Do this: Wherever the word "Default" appears in a line, extract that line.

'''

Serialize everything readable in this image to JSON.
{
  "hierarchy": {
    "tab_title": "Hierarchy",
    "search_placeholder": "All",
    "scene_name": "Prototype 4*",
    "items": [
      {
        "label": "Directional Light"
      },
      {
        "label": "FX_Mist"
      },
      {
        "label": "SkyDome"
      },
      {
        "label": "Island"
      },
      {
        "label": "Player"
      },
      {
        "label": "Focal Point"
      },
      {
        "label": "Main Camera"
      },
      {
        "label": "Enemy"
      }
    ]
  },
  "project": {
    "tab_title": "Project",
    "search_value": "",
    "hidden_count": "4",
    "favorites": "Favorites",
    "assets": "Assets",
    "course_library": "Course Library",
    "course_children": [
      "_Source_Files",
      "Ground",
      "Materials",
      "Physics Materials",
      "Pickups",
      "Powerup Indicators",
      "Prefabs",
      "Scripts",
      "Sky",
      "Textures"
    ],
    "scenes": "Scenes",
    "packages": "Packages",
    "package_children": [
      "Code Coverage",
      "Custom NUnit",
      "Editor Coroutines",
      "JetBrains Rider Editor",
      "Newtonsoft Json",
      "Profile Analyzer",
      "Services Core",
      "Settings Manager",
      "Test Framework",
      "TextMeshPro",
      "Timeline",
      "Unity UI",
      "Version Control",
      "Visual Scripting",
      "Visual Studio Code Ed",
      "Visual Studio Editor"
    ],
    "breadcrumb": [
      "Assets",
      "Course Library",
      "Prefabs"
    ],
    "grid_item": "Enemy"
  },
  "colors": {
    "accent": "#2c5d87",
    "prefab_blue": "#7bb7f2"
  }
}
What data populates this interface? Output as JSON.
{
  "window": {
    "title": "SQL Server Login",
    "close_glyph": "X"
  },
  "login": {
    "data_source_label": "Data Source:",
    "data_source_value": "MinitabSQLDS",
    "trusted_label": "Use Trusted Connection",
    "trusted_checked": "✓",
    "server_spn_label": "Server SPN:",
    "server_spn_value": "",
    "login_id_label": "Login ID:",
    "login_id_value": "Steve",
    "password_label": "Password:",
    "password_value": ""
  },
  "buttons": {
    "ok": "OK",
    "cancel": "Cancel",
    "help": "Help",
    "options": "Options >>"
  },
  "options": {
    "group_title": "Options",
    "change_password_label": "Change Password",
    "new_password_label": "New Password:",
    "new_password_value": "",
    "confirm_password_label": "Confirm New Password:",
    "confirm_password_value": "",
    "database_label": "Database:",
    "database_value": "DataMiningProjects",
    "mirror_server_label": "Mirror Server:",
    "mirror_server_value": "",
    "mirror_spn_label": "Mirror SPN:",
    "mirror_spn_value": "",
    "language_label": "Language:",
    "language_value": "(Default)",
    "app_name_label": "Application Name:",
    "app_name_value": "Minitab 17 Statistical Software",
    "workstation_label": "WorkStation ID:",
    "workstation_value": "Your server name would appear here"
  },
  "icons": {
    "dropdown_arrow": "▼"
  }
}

'''
'''

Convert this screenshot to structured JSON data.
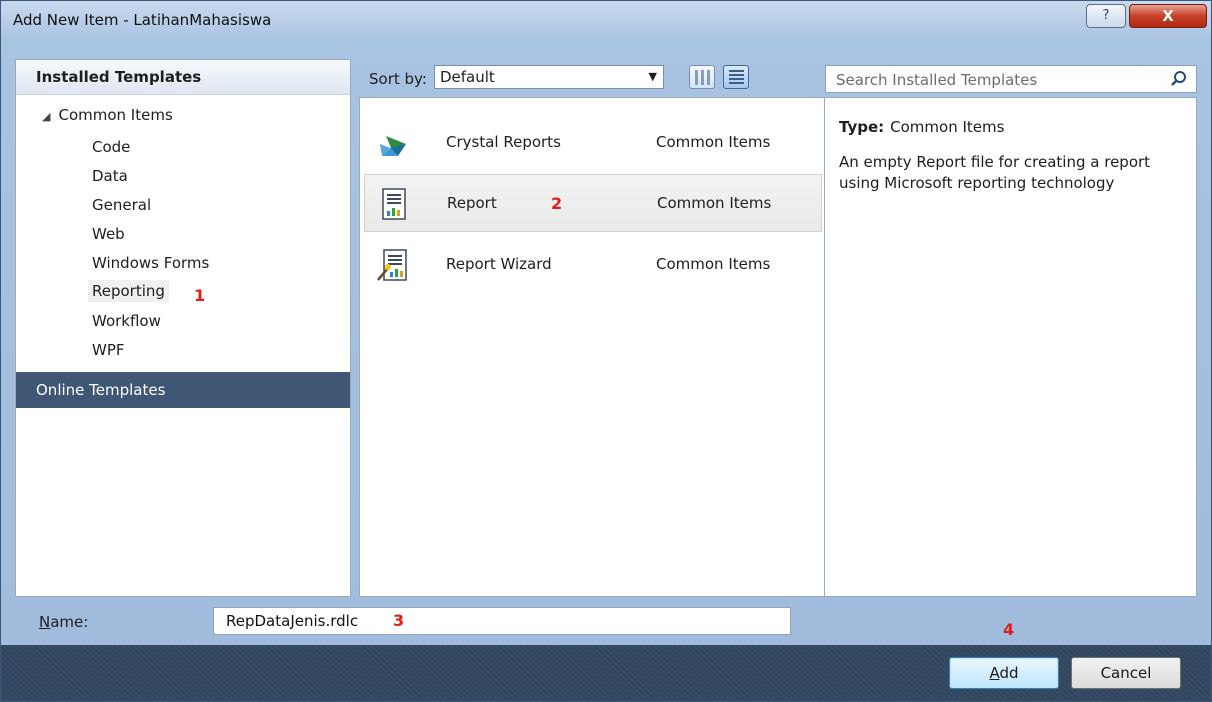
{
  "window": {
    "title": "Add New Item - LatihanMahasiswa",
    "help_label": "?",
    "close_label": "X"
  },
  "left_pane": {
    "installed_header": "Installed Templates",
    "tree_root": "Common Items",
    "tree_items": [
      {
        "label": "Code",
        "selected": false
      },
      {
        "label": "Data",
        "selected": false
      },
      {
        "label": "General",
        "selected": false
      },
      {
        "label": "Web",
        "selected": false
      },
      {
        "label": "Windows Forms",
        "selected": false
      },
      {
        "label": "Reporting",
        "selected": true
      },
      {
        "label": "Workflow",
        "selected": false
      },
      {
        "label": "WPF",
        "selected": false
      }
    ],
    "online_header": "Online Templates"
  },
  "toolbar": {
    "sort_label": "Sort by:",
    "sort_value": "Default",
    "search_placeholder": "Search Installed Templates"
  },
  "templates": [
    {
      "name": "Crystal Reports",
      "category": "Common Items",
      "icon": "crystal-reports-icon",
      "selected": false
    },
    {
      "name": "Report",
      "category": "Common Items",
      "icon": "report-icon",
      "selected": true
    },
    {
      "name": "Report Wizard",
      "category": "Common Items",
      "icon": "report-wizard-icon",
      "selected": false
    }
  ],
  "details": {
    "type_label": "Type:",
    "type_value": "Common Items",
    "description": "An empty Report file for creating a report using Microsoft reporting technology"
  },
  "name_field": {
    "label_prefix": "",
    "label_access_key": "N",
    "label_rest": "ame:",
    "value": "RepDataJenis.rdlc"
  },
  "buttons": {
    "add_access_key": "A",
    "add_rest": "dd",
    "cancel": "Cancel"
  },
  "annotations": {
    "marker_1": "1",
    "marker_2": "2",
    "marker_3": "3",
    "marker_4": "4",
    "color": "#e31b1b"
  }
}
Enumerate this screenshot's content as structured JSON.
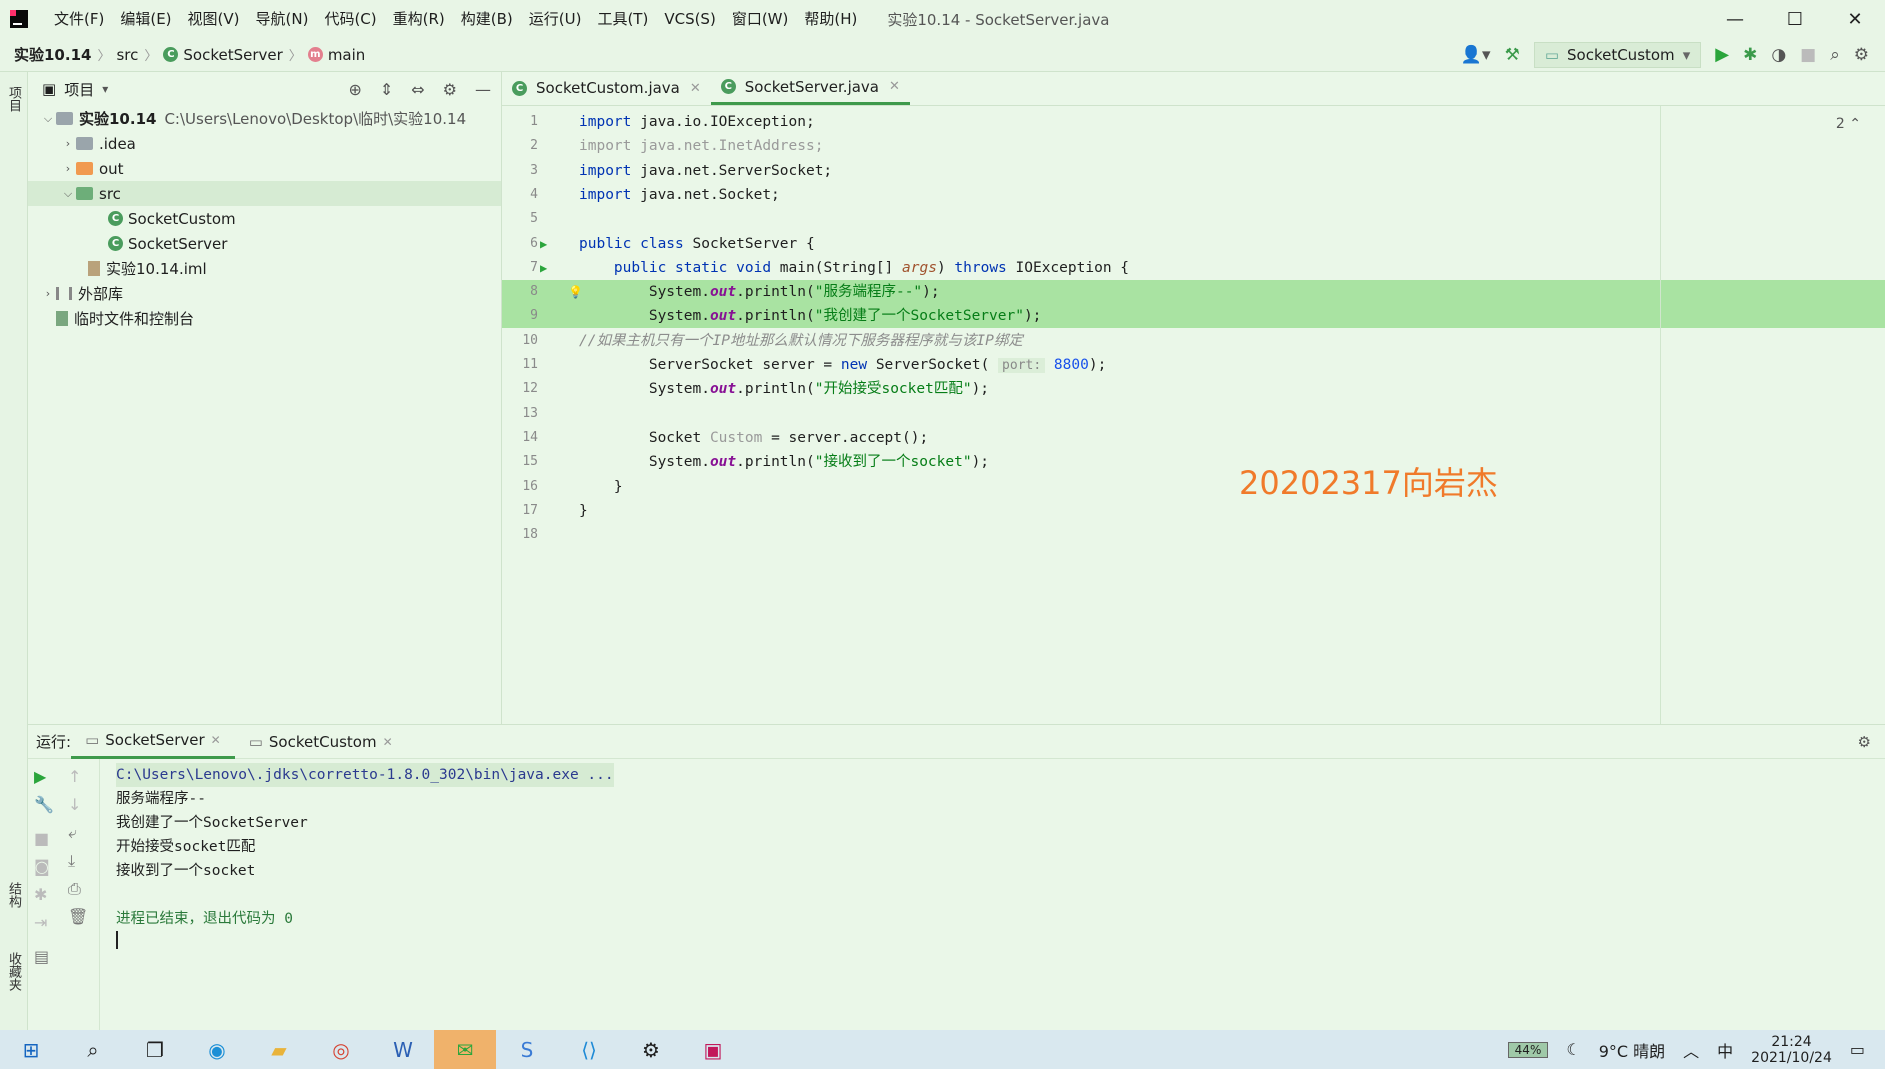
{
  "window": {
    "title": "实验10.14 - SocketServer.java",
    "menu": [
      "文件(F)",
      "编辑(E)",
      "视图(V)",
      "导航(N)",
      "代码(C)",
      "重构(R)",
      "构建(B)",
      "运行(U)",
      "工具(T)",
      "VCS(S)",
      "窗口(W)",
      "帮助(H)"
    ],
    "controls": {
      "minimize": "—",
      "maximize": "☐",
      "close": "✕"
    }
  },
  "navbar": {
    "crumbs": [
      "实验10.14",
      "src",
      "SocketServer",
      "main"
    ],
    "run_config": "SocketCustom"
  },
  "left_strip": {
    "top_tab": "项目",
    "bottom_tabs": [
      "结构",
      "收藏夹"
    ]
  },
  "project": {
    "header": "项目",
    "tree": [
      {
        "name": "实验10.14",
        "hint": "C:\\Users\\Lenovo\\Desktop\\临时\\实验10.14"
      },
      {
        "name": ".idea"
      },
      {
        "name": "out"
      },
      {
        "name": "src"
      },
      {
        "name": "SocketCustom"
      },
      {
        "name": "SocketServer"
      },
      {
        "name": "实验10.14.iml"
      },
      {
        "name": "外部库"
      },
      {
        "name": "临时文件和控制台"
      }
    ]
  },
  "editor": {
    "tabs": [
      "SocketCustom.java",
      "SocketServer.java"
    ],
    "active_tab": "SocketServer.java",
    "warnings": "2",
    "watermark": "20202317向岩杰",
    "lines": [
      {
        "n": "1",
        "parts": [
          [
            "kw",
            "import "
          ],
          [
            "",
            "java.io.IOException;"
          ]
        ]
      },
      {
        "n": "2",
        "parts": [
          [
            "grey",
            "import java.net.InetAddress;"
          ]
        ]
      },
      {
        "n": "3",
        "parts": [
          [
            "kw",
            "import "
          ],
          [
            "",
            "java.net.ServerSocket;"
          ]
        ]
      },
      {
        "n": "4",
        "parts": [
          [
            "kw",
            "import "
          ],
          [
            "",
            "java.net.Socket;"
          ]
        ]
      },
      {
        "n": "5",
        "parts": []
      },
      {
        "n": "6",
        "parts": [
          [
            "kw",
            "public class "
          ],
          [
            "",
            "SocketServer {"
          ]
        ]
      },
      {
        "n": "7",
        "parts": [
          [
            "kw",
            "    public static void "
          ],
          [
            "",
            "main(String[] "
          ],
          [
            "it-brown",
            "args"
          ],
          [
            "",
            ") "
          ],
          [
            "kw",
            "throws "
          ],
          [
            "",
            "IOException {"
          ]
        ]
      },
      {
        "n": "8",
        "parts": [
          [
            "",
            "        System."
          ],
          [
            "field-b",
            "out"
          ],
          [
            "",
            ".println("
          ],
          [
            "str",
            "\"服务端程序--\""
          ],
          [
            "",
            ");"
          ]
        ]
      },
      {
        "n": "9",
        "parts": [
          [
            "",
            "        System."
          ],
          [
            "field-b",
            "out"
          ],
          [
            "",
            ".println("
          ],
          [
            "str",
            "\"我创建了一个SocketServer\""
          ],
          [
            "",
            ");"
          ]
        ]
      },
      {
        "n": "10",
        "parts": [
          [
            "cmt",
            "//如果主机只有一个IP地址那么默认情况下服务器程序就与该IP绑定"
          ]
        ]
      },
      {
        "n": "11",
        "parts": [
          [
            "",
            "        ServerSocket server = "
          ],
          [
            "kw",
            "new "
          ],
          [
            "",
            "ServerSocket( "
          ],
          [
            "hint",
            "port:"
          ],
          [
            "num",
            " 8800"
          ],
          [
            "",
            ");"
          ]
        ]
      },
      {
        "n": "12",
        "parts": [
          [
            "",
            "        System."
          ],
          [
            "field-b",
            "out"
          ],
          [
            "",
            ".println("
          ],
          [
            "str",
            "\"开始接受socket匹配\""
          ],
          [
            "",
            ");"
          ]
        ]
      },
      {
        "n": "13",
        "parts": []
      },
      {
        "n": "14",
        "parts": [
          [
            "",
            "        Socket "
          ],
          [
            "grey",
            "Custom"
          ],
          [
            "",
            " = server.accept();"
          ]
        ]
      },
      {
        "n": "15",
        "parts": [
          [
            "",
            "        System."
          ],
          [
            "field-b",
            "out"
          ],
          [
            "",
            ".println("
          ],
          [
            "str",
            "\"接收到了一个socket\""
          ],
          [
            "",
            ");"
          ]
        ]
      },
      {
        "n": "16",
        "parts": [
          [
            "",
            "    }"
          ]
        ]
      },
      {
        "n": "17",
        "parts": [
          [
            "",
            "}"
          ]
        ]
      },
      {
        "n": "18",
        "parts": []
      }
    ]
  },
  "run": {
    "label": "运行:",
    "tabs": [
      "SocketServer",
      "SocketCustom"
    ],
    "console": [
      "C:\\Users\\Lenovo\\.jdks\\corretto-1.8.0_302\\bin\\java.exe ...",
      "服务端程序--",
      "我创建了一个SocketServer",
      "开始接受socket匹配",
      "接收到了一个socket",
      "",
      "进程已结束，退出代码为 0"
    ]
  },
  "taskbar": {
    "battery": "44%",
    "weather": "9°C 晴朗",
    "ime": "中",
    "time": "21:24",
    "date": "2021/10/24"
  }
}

'''

Task solution:
    "language_value": "(Default)",
    "sort_value": "Default",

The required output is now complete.